▶ [Selected text]
•••

Observation data (J2000 epoch)
- Constellation: Hydrus
- Right ascension: 01^{h} 37^{m} 21.1730^{s}
- Declination: −64° 53′ 40.499″
- Redshift: 0.027452±0.0000600
- Heliocentric radial velocity: 8,230±18 km/s
- Distance: 391.8 ± 27.5 Mly (120.13 ± 8.42 Mpc)
- Apparent magnitude (B): 15.65
- Surface brightness: 22.53 mag/arcsec2

Characteristics
- Type: SAB(s)c pec?

Other designations
- PGC 6010, VV 443

= NGC 646 =

Galaxy in the constellation Hydrus

NGC 646 is a large barred spiral galaxy located in the constellation Hydrus. Its speed relative to the cosmic microwave background is 8,145 ± 19 km/s, which corresponds to a Hubble distance of 120.1 ± 8.4 Mpc (~392 million ly). NGC 646 was discovered by British astronomer John Herschel on 2 November 1834. It forms an interacting galaxy pair.

== Luminosity ==
The luminosity class of NGC 646 is III. It has surface brightness equal to 14.69 mag/am2. NGC 646 is a low surface brightness galaxy (LSB). LSB galaxies are diffuse (D) galaxies with a surface brightness less than one magnitude lower than that of the ambient night sky.

•••

▶ [Data excerpts]

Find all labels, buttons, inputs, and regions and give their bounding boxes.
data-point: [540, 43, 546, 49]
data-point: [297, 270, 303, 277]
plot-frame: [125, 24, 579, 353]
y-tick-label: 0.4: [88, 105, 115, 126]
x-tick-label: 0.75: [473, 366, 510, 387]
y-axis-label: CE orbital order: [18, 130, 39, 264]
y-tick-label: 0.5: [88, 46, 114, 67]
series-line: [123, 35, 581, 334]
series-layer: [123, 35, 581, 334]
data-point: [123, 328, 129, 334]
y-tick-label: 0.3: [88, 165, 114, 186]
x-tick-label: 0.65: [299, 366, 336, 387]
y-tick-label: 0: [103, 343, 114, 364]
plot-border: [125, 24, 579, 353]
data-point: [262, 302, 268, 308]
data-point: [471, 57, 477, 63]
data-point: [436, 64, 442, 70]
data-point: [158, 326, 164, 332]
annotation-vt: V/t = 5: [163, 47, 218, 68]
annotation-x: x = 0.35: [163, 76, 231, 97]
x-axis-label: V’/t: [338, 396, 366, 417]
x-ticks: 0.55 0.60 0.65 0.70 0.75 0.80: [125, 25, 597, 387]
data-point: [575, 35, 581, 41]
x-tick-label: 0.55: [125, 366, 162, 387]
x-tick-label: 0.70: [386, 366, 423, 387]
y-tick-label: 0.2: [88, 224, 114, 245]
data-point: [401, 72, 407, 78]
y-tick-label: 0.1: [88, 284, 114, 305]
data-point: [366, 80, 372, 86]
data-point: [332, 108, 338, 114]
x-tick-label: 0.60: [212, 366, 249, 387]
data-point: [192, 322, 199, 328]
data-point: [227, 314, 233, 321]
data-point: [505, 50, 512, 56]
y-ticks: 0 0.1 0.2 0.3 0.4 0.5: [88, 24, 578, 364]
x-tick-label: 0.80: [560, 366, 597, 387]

•••

▶ [Task brief]
Answer these questions from the text on NGC 646 above.
(a) Who discovered NGC 646, and on what date?
(b) What luminosity class does the text give for NGC 646?
(c) Which two other designations are listed for it?

▶ [Solved problem]
(a) British astronomer John Herschel, on 2 November 1834.
(b) III.
(c) PGC 6010 and VV 443.